Directive a>
Render the rows below as a Markdown table with the columns "Row" and "Text", starting at the row that contains "y-tick-label: $900: [20, 77, 48, 92]" and ending at the row that contains "data-label: $608: [597, 121, 624, 136]". Leave out blank lines.

Document extract>
┄┄┄┄┄┄┄┄┄┄

Insurance. Agency will maintain insurance coverage as follows, with Customer named as an additional insured: (a) Commercial General Liability: $1,000,000 per occurrence/$2,000,000 aggregate; (b) Employment Practices Liability: $1,000,000; (c) Workers’ Compensation: $500,000 or Statutory Limits; (d) Automobile Insurance: $1,000,000; (e) Employer’s Liability: $1,000,000;(f) Employee Theft/Crime: $500,000; and (g) Excess Umbrella: $2,000,000 All insurance policies will include a provision requiring the insurance company to provide Agency with 30 days’ notice of cancellation or expiration and a 10-day notice of cancellation for non-payment of premium, and Agency shall promptly inform Customer of any such event. All insurance companies must have an A.M. Best rating of A– / VI or better. Upon request, Agency shall furnish Customer with a Certificates of Insurance evidencing such coverage prior to the commencement of Services hereunder and shall continue to provide Customer with subsequent Certificates of Insurance evidencing uninterrupted compliance with this insurance requirement until the termination of this Agreement. Agency shall waive, and cause its insurance carrier to waive, any right of subrogation to be asserted against Customer with respect to workers’ compensation, general liability and commercial automobile coverage that are not the result of the gross negligence, recklessness or willful misconduct on the part of Customer.

Relationship of the Parties.

Independent Contractor. Agency is an independent contractor and neither it nor its Workers are agents or employees of Customer by contract or otherwise. This Agreement shall not be construed as creating an agency, partnership, joint venture, or any other form of association, for tax purposes or otherwise, between the Parties. Neither Party shall have the authority or power to act as the agent of the other Party or otherwise to bind or obligate the other Party without its prior written consent. Customer and Agency acknowledge and agree that: (a) all Workers are employees or contractors of Agency, and not of Customer and Agency will be deemed to be the employer of record; (b) there shall be no co-employment or joint employment between Agency and the Customer; and (c) all Workers shall be supervised by Agency and Agency will provide at Customer’s request, lead employees or supervisors to provide supervision and direction, as determined by any Work Order.

Non-Solicitation. Neither Party shall, directly or indirectly, solicit, hire, or engage—outside of the Marketplace—any employee or worker of the other Party, including but not limited to individuals introduced or sourced through the Marketplace, regardless of classification (e.g., W-2, 1099, temporary, or contract worker). This includes any attempt to circumvent the Nowsta Platform and Marketplace by engaging such individuals directly or through third parties. This restriction shall not apply in cases where: (a) the Worker has completed the minimum number of hours of work as specified by the Agency, or (b) the Customer has agreed in writing to pay a buyout fee as mutually agreed upon by the Agency and the Customer. In the event of a violation of this provision, the offending Party agrees to pay the non-offending Party an amount equal to 350 hours multiplied by the then-current hourly bill rate of the affected Worker, unless otherwise agreed upon in writing by the Parties. This provision does not apply if the Worker independently applies to a publicly posted job without any solicitation or encouragement from the offending Party.

┄┄┄┄┄┄┄┄┄┄

Material for the task>
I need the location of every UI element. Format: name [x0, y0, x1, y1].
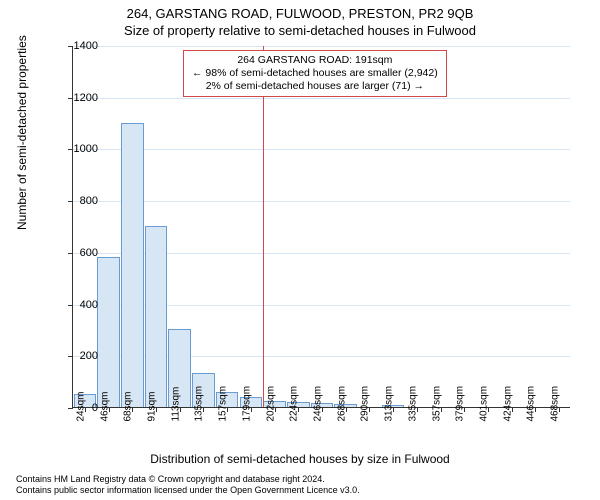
chart-title-line1: 264, GARSTANG ROAD, FULWOOD, PRESTON, PR…	[0, 6, 600, 21]
ytick-label: 0	[38, 402, 98, 414]
histogram-bar	[97, 257, 120, 407]
ytick-label: 600	[38, 247, 98, 259]
gridline	[73, 46, 570, 47]
annotation-line3: 2% of semi-detached houses are larger (7…	[192, 80, 438, 93]
gridline	[73, 98, 570, 99]
ytick-label: 1200	[38, 92, 98, 104]
footer-line1: Contains HM Land Registry data © Crown c…	[16, 474, 360, 485]
annotation-line2: ← 98% of semi-detached houses are smalle…	[192, 67, 438, 80]
ytick-label: 1000	[38, 143, 98, 155]
ytick-label: 1400	[38, 40, 98, 52]
chart-title-line2: Size of property relative to semi-detach…	[0, 23, 600, 38]
plot-area: 264 GARSTANG ROAD: 191sqm← 98% of semi-d…	[72, 46, 570, 408]
ytick-label: 200	[38, 350, 98, 362]
attribution-footer: Contains HM Land Registry data © Crown c…	[16, 474, 360, 497]
property-size-marker	[263, 46, 264, 407]
histogram-bar	[145, 226, 168, 407]
x-axis-label: Distribution of semi-detached houses by …	[0, 452, 600, 466]
annotation-box: 264 GARSTANG ROAD: 191sqm← 98% of semi-d…	[183, 50, 447, 97]
histogram-bar	[121, 123, 144, 407]
ytick-label: 800	[38, 195, 98, 207]
chart-title-block: 264, GARSTANG ROAD, FULWOOD, PRESTON, PR…	[0, 0, 600, 38]
gridline	[73, 201, 570, 202]
ytick-label: 400	[38, 299, 98, 311]
y-axis-label: Number of semi-detached properties	[15, 35, 29, 230]
footer-line2: Contains public sector information licen…	[16, 485, 360, 496]
gridline	[73, 149, 570, 150]
annotation-title: 264 GARSTANG ROAD: 191sqm	[192, 54, 438, 67]
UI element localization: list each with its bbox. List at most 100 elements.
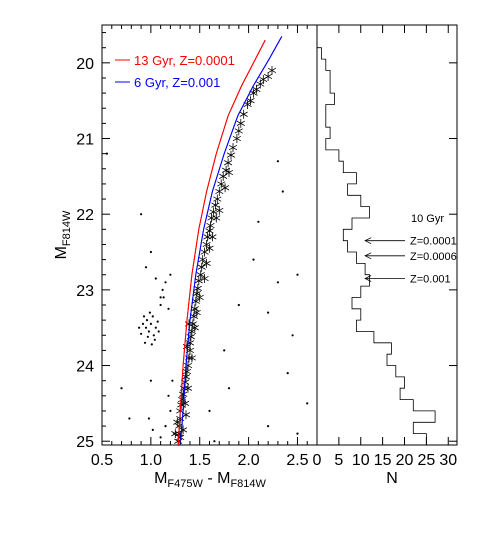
star-marker — [197, 262, 206, 272]
star-marker-glyph — [208, 232, 217, 242]
star-marker — [215, 187, 224, 196]
star-marker-glyph — [259, 75, 268, 84]
cmd-plot-area — [105, 36, 309, 446]
x-tick-label: 2.0 — [237, 452, 259, 469]
field-star-dot — [164, 281, 167, 284]
field-star-dot — [252, 258, 255, 261]
isochrone-line-top-1 — [179, 36, 283, 446]
hist-x-tick-label: 15 — [374, 452, 392, 469]
star-marker-glyph — [207, 213, 216, 223]
star-marker — [200, 274, 209, 283]
x-label-m1: M — [154, 470, 167, 487]
star-marker-glyph — [192, 308, 201, 318]
star-marker — [215, 205, 224, 215]
star-marker-glyph — [232, 134, 241, 143]
star-marker-glyph — [215, 187, 224, 196]
star-marker-glyph — [264, 72, 273, 81]
star-marker — [195, 292, 204, 302]
field-star-dot — [213, 440, 216, 443]
field-star-dot — [147, 417, 150, 420]
field-star-dot — [151, 428, 154, 431]
star-marker — [224, 158, 233, 168]
star-marker — [239, 109, 248, 119]
cmd-y-label: MF814W — [53, 210, 73, 259]
field-star-dot — [159, 436, 162, 439]
hist-x-label: N — [386, 470, 398, 487]
field-star-dot — [120, 387, 123, 390]
star-marker-glyph — [213, 194, 222, 204]
field-star-dot — [223, 349, 226, 352]
field-star-dot — [147, 330, 150, 333]
x-tick-label: 0.5 — [91, 452, 113, 469]
star-marker-glyph — [228, 143, 238, 153]
star-marker — [200, 247, 209, 257]
x-tick-label: 2.5 — [286, 452, 308, 469]
star-marker — [187, 353, 196, 363]
field-star-dot — [164, 425, 167, 428]
field-star-dot — [286, 372, 289, 375]
field-star-dot — [227, 387, 231, 390]
x-label-sub1: F475W — [167, 478, 203, 490]
star-marker — [228, 143, 238, 153]
field-star-dot — [105, 152, 108, 155]
field-star-dot — [159, 303, 162, 307]
hist-x-tick-label: 10 — [352, 452, 370, 469]
y-label-m: M — [53, 246, 70, 259]
star-marker — [224, 168, 234, 178]
star-marker-glyph — [194, 276, 203, 286]
field-star-dot — [140, 213, 143, 216]
isochrone-line-top-0 — [177, 39, 266, 446]
field-star-dot — [276, 160, 279, 163]
field-star-dot — [237, 303, 240, 307]
star-marker-glyph — [182, 367, 192, 377]
y-tick-label: 24 — [76, 359, 94, 376]
star-marker — [193, 283, 202, 293]
star-marker — [196, 270, 205, 280]
star-marker — [208, 232, 217, 242]
star-marker — [181, 398, 190, 408]
field-star-dot — [151, 315, 154, 318]
star-marker-glyph — [206, 221, 215, 230]
hist-x-tick-label: 0 — [313, 452, 322, 469]
star-marker-glyph — [181, 398, 190, 408]
star-marker — [182, 367, 192, 377]
star-marker — [209, 207, 218, 217]
star-marker-glyph — [203, 232, 212, 242]
star-marker-glyph — [191, 296, 200, 306]
star-marker-glyph — [267, 65, 277, 75]
star-marker-glyph — [224, 168, 234, 178]
field-star-dot — [149, 322, 152, 325]
star-marker — [221, 183, 230, 193]
field-star-dot — [169, 409, 172, 412]
star-marker — [183, 383, 193, 393]
star-marker — [264, 72, 273, 81]
star-marker-glyph — [205, 243, 214, 253]
annotation-label: Z=0.001 — [410, 274, 451, 286]
field-star-dot — [150, 343, 153, 346]
y-tick-label: 23 — [76, 283, 94, 300]
star-marker — [232, 134, 241, 143]
star-marker — [198, 255, 207, 265]
hist-frame — [316, 24, 458, 446]
y-label-sub: F814W — [61, 210, 73, 246]
y-tick-label: 21 — [76, 132, 94, 149]
field-star-dot — [159, 296, 162, 299]
field-star-dot — [208, 409, 211, 412]
star-marker-glyph — [215, 205, 224, 215]
field-star-dot — [291, 334, 294, 337]
field-star-dot — [154, 277, 157, 280]
star-marker-glyph — [252, 84, 261, 94]
star-marker — [267, 65, 277, 75]
field-star-dot — [142, 315, 146, 318]
field-star-dot — [171, 379, 174, 382]
star-marker — [259, 75, 268, 84]
field-star-dot — [143, 341, 147, 344]
star-marker — [181, 372, 191, 382]
cmd-x-label: MF475W - MF814W — [154, 470, 266, 490]
hist-x-axis: 0 5 10 15 20 25 30 — [313, 25, 457, 469]
field-star-dot — [145, 319, 149, 322]
field-star-dot — [169, 273, 172, 276]
field-star-dot — [138, 326, 141, 329]
field-star-dot — [296, 273, 299, 276]
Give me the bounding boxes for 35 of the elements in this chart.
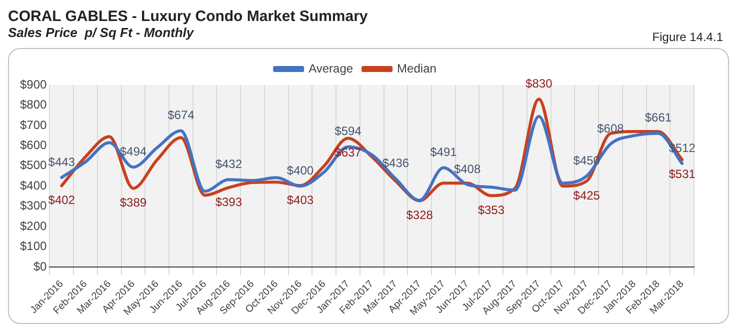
y-tick-label: $900: [20, 77, 48, 92]
legend-label: Median: [397, 61, 436, 76]
data-label: $400: [286, 163, 314, 178]
y-tick-label: $300: [20, 198, 48, 213]
y-tick-label: $600: [20, 138, 48, 152]
legend-label: Average: [308, 61, 354, 76]
y-tick-label: $400: [20, 178, 48, 192]
data-label: $403: [286, 192, 314, 207]
chart-title: CORAL GABLES - Luxury Condo Market Summary: [8, 8, 369, 25]
data-label: $661: [644, 110, 672, 125]
data-label: $389: [120, 196, 147, 210]
data-label: $408: [454, 162, 481, 176]
caption: Figure 14.4.1: [652, 30, 723, 44]
y-tick-label: $800: [20, 98, 48, 112]
y-tick-label: $100: [20, 239, 48, 254]
y-tick-label: $500: [20, 158, 48, 172]
data-label: $608: [597, 121, 624, 136]
data-label: $432: [215, 156, 242, 171]
data-label: $531: [668, 166, 696, 181]
data-label: $491: [430, 145, 458, 160]
data-label: $494: [120, 144, 147, 158]
data-label: $353: [478, 202, 505, 217]
data-label: $402: [48, 193, 76, 208]
data-label: $425: [573, 188, 600, 202]
data-label: $393: [215, 194, 242, 209]
data-label: $436: [382, 156, 410, 170]
data-label: $328: [406, 208, 434, 222]
data-label: $830: [526, 76, 553, 90]
data-label: $674: [168, 108, 195, 122]
y-tick-label: $700: [20, 118, 48, 132]
data-label: $594: [334, 124, 362, 138]
y-tick-label: $200: [20, 218, 48, 233]
chart-subtitle: Sales Price p/ Sq Ft - Monthly: [8, 25, 194, 40]
y-tick-label: $0: [33, 259, 48, 274]
data-label: $443: [48, 154, 76, 169]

┄┄┄┄┄┄┄┄┄┄

Directive b>
Answer these questions about the contract extract:
(i) What minimum A.M. Best rating must the insurance companies have?
(ii) Under the non-solicitation provision, how many hours are multiplied by the Worker's hourly bill rate to set the amount owed for a violation?
(iii) Which party is deemed the employer of record?

Task solution a>
| Row | Text |
|---|---|
| 1 | y-tick-label: $900: [20, 77, 48, 92] |
| 2 | legend-label: Median: [397, 61, 436, 76] |
| 3 | data-label: $400: [286, 163, 314, 178] |
| 4 | y-tick-label: $300: [20, 198, 48, 213] |
| 5 | y-tick-label: $600: [20, 138, 48, 152] |
| 6 | legend-label: Average: [308, 61, 354, 76] |
| 7 | y-tick-label: $400: [20, 178, 48, 192] |
| 8 | data-label: $403: [286, 192, 314, 207] |
| 9 | chart-title: CORAL GABLES - Luxury Condo Market Summary: [8, 8, 369, 25] |
| 10 | data-label: $661: [644, 110, 672, 125] |
| 11 | data-label: $389: [120, 196, 147, 210] |
| 12 | data-label: $408: [454, 162, 481, 176] |
| 13 | caption: Figure 14.4.1: [652, 30, 723, 44] |
| 14 | y-tick-label: $800: [20, 98, 48, 112] |
| 15 | y-tick-label: $100: [20, 239, 48, 254] |
| 16 | y-tick-label: $500: [20, 158, 48, 172] |
| 17 | data-label: $608: [597, 121, 624, 136] |

Task solution b>
(i) A– / VI or better.
(ii) 350 hours.
(iii) Agency.